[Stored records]
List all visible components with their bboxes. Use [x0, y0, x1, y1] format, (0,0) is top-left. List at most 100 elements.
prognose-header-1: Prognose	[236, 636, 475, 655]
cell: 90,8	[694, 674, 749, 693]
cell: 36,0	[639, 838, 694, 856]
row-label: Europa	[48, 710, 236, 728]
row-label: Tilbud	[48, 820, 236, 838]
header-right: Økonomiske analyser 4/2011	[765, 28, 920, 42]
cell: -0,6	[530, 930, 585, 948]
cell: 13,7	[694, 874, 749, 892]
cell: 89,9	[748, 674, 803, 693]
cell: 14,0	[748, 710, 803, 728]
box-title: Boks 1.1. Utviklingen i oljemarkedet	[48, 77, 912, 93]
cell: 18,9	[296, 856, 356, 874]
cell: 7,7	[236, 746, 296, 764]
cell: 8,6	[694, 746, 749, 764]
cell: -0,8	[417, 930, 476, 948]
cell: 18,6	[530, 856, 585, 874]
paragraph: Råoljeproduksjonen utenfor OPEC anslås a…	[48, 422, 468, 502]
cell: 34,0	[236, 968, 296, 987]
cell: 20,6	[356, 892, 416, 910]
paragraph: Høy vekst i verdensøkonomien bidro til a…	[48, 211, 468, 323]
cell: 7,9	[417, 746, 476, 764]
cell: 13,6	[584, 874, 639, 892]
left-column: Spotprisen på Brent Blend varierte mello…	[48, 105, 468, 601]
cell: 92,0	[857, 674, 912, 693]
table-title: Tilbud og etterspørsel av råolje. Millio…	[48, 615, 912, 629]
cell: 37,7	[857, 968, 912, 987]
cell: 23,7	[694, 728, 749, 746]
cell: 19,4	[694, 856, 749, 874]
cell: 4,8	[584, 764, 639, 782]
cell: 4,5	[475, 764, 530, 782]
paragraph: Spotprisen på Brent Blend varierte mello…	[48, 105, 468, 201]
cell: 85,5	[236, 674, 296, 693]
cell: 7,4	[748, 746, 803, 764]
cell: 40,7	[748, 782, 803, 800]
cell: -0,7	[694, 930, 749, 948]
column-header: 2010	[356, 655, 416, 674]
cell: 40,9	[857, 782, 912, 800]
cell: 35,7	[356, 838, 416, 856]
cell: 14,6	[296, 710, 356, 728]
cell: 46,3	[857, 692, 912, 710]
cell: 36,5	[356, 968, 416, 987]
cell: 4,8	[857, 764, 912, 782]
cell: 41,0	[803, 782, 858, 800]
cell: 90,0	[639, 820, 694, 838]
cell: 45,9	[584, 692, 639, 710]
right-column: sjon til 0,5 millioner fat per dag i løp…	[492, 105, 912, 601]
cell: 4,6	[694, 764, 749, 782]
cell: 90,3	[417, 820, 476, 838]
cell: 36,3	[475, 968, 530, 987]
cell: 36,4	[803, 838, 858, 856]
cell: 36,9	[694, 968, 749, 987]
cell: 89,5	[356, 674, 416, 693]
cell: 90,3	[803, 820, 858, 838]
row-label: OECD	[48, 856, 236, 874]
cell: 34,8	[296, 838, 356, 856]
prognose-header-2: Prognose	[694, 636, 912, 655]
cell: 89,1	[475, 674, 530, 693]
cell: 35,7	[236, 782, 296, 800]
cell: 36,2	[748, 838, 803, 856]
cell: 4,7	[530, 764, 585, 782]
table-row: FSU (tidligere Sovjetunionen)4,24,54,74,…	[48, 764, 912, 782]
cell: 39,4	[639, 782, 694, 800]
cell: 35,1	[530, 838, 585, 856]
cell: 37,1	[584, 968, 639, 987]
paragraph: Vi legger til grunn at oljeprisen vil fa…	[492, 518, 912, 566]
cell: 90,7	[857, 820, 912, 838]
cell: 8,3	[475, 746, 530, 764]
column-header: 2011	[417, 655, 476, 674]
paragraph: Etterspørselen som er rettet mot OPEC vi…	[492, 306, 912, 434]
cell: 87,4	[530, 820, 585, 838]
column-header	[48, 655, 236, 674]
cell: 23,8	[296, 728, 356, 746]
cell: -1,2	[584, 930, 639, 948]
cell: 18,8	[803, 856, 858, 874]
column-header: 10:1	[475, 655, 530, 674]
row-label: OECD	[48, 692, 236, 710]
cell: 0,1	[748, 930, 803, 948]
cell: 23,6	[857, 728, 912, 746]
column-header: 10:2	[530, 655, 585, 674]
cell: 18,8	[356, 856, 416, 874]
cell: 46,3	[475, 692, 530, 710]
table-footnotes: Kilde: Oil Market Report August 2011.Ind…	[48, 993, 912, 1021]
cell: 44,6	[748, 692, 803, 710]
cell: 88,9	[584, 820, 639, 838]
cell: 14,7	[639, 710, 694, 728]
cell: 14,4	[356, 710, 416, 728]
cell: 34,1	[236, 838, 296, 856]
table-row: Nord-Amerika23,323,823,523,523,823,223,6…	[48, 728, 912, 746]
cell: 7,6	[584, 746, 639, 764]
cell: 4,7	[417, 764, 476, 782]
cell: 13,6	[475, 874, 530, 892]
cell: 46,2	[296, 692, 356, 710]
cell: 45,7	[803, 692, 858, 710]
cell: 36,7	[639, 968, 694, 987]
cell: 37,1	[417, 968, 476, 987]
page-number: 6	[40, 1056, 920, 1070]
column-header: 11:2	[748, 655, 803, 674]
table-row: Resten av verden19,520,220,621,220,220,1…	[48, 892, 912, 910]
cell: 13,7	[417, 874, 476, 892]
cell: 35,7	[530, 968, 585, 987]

-- Task instructions --
Copy all of the rows above, reproducing each line without any change.

-- Correct output --
List all visible components with their bboxes. Use [x0, y0, x1, y1] format, (0,0) is top-left. List at most 100 elements.
prognose-header-1: Prognose	[236, 636, 475, 655]
cell: 90,8	[694, 674, 749, 693]
cell: 36,0	[639, 838, 694, 856]
row-label: Europa	[48, 710, 236, 728]
row-label: Tilbud	[48, 820, 236, 838]
header-right: Økonomiske analyser 4/2011	[765, 28, 920, 42]
cell: -0,6	[530, 930, 585, 948]
cell: 13,7	[694, 874, 749, 892]
cell: 89,9	[748, 674, 803, 693]
cell: 14,0	[748, 710, 803, 728]
box-title: Boks 1.1. Utviklingen i oljemarkedet	[48, 77, 912, 93]
cell: 18,9	[296, 856, 356, 874]
cell: 7,7	[236, 746, 296, 764]
cell: 8,6	[694, 746, 749, 764]
cell: -0,8	[417, 930, 476, 948]
cell: 18,6	[530, 856, 585, 874]
paragraph: Råoljeproduksjonen utenfor OPEC anslås a…	[48, 422, 468, 502]
cell: 34,0	[236, 968, 296, 987]
cell: 20,6	[356, 892, 416, 910]
paragraph: Høy vekst i verdensøkonomien bidro til a…	[48, 211, 468, 323]
cell: 7,9	[417, 746, 476, 764]
cell: 13,6	[584, 874, 639, 892]
left-column: Spotprisen på Brent Blend varierte mello…	[48, 105, 468, 601]
cell: 92,0	[857, 674, 912, 693]
table-title: Tilbud og etterspørsel av råolje. Millio…	[48, 615, 912, 629]
cell: 37,7	[857, 968, 912, 987]
cell: 23,7	[694, 728, 749, 746]
cell: 19,4	[694, 856, 749, 874]
cell: 4,8	[584, 764, 639, 782]
cell: 4,5	[475, 764, 530, 782]
paragraph: Spotprisen på Brent Blend varierte mello…	[48, 105, 468, 201]
cell: 85,5	[236, 674, 296, 693]
cell: 7,4	[748, 746, 803, 764]
cell: 40,7	[748, 782, 803, 800]
cell: -0,7	[694, 930, 749, 948]
column-header: 2010	[356, 655, 416, 674]
cell: 40,9	[857, 782, 912, 800]
cell: 35,7	[356, 838, 416, 856]
cell: 14,6	[296, 710, 356, 728]
cell: 46,3	[857, 692, 912, 710]
cell: 36,5	[356, 968, 416, 987]
cell: 4,8	[857, 764, 912, 782]
cell: 41,0	[803, 782, 858, 800]
cell: 90,0	[639, 820, 694, 838]
cell: 45,9	[584, 692, 639, 710]
right-column: sjon til 0,5 millioner fat per dag i løp…	[492, 105, 912, 601]
cell: 4,6	[694, 764, 749, 782]
cell: 90,3	[417, 820, 476, 838]
cell: 36,3	[475, 968, 530, 987]
cell: 36,4	[803, 838, 858, 856]
cell: 36,9	[694, 968, 749, 987]
cell: 89,5	[356, 674, 416, 693]
cell: 90,3	[803, 820, 858, 838]
row-label: OECD	[48, 856, 236, 874]
cell: 34,8	[296, 838, 356, 856]
prognose-header-2: Prognose	[694, 636, 912, 655]
cell: 89,1	[475, 674, 530, 693]
cell: 35,7	[236, 782, 296, 800]
cell: 36,2	[748, 838, 803, 856]
cell: 4,7	[530, 764, 585, 782]
table-row: FSU (tidligere Sovjetunionen)4,24,54,74,…	[48, 764, 912, 782]
cell: 39,4	[639, 782, 694, 800]
cell: 35,1	[530, 838, 585, 856]
cell: 37,1	[584, 968, 639, 987]
paragraph: Vi legger til grunn at oljeprisen vil fa…	[492, 518, 912, 566]
cell: 90,7	[857, 820, 912, 838]
cell: 8,3	[475, 746, 530, 764]
column-header: 2011	[417, 655, 476, 674]
paragraph: Etterspørselen som er rettet mot OPEC vi…	[492, 306, 912, 434]
cell: 87,4	[530, 820, 585, 838]
column-header	[48, 655, 236, 674]
cell: 23,8	[296, 728, 356, 746]
cell: -1,2	[584, 930, 639, 948]
cell: 18,8	[803, 856, 858, 874]
column-header: 10:1	[475, 655, 530, 674]
row-label: OECD	[48, 692, 236, 710]
cell: 0,1	[748, 930, 803, 948]
cell: 23,6	[857, 728, 912, 746]
column-header: 10:2	[530, 655, 585, 674]
cell: 18,8	[356, 856, 416, 874]
cell: 46,3	[475, 692, 530, 710]
table-footnotes: Kilde: Oil Market Report August 2011.Ind…	[48, 993, 912, 1021]
cell: 44,6	[748, 692, 803, 710]
cell: 88,9	[584, 820, 639, 838]
cell: 14,7	[639, 710, 694, 728]
cell: 14,4	[356, 710, 416, 728]
cell: 34,1	[236, 838, 296, 856]
table-row: Nord-Amerika23,323,823,523,523,823,223,6…	[48, 728, 912, 746]
cell: 7,6	[584, 746, 639, 764]
cell: 4,7	[417, 764, 476, 782]
cell: 13,6	[475, 874, 530, 892]
cell: 46,2	[296, 692, 356, 710]
cell: 45,7	[803, 692, 858, 710]
cell: 36,7	[639, 968, 694, 987]
cell: 37,1	[417, 968, 476, 987]
page-number: 6	[40, 1056, 920, 1070]
column-header: 11:2	[748, 655, 803, 674]
table-row: Resten av verden19,520,220,621,220,220,1…	[48, 892, 912, 910]
cell: 13,7	[417, 874, 476, 892]
cell: 35,7	[530, 968, 585, 987]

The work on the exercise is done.